_Data_
● ● ● ● ●

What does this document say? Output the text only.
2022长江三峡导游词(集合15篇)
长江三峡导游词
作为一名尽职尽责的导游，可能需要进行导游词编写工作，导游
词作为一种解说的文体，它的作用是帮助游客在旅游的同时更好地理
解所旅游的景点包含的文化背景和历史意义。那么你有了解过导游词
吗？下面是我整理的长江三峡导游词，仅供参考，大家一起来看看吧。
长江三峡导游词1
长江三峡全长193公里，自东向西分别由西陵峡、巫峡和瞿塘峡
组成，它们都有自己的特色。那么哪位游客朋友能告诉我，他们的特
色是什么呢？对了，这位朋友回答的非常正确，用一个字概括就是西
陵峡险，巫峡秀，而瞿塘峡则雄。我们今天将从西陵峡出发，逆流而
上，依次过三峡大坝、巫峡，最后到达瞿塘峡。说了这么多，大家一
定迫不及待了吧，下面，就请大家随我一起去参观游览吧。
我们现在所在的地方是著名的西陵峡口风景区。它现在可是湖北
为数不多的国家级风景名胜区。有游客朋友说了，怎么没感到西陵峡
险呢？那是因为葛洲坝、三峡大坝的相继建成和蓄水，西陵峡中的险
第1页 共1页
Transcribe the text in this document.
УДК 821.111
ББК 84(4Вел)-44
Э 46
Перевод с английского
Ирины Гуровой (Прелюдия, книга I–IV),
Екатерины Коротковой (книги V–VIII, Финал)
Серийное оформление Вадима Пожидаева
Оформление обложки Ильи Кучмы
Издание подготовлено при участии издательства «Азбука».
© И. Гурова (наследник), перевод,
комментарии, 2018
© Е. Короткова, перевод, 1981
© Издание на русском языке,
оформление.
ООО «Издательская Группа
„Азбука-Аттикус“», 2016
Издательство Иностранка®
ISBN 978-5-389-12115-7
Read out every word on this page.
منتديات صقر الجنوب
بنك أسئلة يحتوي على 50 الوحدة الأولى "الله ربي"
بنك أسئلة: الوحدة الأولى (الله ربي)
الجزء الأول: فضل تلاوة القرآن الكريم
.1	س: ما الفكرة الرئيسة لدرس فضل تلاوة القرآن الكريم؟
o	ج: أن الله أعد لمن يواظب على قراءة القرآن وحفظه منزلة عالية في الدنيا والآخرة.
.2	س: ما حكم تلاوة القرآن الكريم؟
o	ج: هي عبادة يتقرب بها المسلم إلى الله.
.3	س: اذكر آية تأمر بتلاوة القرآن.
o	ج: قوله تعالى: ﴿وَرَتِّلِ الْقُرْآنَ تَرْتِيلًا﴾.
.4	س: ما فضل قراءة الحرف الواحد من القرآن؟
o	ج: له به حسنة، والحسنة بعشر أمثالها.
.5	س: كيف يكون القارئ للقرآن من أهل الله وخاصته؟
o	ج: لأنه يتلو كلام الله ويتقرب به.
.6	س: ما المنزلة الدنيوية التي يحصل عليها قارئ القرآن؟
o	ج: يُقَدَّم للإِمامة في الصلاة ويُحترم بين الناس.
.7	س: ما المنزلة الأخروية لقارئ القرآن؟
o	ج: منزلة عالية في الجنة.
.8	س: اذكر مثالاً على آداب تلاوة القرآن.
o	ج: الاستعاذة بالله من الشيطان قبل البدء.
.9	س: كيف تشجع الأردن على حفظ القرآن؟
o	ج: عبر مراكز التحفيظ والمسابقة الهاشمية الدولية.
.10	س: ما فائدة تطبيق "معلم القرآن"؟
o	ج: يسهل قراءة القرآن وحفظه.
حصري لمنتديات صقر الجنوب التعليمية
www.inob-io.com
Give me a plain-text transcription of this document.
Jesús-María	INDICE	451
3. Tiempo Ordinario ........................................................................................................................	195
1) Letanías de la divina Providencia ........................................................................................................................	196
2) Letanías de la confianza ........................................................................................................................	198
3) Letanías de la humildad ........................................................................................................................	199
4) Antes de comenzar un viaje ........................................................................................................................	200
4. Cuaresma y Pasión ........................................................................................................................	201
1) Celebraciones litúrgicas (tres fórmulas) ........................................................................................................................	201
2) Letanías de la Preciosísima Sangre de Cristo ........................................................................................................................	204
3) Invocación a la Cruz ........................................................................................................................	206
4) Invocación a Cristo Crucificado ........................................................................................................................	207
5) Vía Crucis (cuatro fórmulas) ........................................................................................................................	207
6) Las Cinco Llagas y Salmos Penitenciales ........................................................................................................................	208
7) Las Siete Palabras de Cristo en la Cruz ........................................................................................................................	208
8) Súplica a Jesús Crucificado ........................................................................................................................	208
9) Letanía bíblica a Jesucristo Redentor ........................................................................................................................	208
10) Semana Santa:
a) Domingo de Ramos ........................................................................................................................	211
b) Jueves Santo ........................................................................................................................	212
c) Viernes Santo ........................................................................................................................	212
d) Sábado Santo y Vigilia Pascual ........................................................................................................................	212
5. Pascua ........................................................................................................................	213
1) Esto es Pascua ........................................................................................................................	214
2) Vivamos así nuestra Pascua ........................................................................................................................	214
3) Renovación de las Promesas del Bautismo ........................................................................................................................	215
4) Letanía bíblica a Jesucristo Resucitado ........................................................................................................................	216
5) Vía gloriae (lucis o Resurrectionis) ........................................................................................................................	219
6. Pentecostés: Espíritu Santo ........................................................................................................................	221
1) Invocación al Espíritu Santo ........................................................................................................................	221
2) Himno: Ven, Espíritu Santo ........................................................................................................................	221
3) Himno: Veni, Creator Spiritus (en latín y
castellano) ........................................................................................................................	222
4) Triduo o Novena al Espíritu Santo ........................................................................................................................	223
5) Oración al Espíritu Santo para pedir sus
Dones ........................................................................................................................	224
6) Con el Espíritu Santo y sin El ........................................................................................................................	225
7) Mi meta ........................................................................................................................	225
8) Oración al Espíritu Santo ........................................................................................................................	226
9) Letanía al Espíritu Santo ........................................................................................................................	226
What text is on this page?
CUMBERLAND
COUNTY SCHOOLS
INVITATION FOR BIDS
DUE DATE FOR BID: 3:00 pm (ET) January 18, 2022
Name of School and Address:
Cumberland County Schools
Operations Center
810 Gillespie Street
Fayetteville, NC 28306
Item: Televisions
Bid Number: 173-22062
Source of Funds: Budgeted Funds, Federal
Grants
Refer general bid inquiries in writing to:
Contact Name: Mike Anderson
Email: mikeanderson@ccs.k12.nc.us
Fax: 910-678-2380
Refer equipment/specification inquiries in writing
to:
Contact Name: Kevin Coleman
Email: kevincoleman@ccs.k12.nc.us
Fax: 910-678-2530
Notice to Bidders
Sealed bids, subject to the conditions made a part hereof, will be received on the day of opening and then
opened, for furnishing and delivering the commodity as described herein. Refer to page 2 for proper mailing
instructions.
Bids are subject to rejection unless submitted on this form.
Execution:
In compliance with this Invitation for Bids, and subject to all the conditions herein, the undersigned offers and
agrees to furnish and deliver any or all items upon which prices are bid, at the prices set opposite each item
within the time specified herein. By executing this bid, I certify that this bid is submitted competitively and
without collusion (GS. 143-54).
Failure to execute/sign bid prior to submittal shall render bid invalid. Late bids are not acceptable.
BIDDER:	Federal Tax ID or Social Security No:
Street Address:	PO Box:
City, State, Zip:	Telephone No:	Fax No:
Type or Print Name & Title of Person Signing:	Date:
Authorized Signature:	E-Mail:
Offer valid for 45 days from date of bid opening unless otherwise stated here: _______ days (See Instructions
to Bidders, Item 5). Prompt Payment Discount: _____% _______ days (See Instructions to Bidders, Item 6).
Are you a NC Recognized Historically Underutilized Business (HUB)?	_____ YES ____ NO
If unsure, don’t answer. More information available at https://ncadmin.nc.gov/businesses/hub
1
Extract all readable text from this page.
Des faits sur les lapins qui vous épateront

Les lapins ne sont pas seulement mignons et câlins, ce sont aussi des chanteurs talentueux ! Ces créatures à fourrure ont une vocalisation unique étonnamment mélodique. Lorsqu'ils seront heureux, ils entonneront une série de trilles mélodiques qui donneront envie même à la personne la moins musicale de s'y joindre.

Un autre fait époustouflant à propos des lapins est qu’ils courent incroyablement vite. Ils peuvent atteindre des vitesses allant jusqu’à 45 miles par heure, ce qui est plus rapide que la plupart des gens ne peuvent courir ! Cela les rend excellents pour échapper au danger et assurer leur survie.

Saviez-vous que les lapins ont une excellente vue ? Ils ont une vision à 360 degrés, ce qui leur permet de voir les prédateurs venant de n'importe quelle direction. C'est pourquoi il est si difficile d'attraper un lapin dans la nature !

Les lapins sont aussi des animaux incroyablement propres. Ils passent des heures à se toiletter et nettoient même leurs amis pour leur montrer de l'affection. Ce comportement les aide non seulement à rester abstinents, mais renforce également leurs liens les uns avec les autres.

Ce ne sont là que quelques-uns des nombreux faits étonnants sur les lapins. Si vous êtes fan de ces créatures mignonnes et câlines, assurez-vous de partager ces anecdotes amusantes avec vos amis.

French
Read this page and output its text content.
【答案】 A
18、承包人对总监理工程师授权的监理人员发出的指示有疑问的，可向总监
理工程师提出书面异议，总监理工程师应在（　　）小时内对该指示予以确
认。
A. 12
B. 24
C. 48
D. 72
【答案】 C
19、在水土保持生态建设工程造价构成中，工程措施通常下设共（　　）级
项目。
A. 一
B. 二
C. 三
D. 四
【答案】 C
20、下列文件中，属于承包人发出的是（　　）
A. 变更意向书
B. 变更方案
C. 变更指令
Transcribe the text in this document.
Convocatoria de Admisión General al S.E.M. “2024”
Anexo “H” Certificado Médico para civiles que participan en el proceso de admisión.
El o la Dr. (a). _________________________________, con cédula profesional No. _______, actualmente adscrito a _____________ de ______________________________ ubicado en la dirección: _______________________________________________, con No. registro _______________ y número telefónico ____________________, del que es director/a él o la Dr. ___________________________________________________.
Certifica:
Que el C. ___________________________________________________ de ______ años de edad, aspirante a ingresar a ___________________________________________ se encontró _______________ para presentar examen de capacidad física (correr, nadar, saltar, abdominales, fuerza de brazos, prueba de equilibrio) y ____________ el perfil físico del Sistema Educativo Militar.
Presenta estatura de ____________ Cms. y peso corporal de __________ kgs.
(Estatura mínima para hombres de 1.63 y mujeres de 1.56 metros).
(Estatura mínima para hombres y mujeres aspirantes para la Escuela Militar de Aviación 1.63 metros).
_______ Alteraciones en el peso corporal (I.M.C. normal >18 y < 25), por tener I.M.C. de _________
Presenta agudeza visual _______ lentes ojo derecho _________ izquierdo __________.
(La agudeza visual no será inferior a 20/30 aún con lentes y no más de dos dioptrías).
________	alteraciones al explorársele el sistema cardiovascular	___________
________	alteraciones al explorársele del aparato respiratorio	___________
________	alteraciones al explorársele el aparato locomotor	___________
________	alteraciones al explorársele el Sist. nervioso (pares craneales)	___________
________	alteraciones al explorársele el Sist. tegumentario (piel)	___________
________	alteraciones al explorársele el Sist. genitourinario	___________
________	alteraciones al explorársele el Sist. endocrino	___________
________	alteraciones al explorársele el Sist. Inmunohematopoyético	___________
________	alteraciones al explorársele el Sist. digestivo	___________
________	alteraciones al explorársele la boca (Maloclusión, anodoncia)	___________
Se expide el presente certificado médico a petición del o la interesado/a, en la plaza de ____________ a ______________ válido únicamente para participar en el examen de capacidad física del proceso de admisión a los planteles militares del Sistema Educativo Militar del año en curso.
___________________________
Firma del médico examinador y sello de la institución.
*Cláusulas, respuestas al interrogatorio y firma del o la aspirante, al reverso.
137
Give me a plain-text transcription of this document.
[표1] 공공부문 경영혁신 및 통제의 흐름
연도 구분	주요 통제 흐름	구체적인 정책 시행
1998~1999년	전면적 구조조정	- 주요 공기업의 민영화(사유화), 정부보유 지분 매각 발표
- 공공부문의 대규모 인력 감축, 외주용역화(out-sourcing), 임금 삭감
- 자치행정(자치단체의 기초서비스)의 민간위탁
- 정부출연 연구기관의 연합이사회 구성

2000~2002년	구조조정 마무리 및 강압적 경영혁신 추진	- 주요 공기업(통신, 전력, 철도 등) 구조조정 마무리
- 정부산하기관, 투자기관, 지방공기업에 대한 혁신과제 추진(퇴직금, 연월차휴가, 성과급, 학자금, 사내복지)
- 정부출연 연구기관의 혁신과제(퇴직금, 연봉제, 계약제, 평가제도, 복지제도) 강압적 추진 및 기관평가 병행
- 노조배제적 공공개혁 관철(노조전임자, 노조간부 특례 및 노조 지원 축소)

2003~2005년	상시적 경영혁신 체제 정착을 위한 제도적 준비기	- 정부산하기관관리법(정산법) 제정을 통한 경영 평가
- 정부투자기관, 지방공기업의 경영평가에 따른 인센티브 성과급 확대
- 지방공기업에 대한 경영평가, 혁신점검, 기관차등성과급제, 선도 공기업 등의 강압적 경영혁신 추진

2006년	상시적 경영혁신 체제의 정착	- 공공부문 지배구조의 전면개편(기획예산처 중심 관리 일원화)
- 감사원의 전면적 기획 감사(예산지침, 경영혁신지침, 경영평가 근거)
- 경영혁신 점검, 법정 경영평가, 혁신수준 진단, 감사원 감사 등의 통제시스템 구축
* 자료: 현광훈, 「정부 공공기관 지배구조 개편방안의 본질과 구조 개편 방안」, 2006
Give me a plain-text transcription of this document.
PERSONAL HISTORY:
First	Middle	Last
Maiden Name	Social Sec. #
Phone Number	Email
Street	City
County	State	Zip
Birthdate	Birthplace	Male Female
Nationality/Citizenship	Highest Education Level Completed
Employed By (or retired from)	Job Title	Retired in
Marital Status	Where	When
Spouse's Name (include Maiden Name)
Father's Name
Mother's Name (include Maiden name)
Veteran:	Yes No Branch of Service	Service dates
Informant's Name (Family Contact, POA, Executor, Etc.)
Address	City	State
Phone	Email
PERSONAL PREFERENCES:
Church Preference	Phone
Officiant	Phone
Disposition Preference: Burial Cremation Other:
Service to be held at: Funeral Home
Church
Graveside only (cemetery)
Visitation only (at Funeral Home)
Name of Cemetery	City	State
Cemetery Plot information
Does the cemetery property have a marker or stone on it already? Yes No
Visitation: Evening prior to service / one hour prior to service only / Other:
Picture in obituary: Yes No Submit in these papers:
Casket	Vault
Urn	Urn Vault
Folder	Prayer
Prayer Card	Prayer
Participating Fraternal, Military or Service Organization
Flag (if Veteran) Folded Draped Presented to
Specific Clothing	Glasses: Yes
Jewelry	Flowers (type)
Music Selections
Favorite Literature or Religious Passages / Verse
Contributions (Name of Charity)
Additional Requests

● ● ● ● ●

Go through the listing above line by line and say how many lines hold the word "explorársele". Reply with that number only.

_Response to the task_
10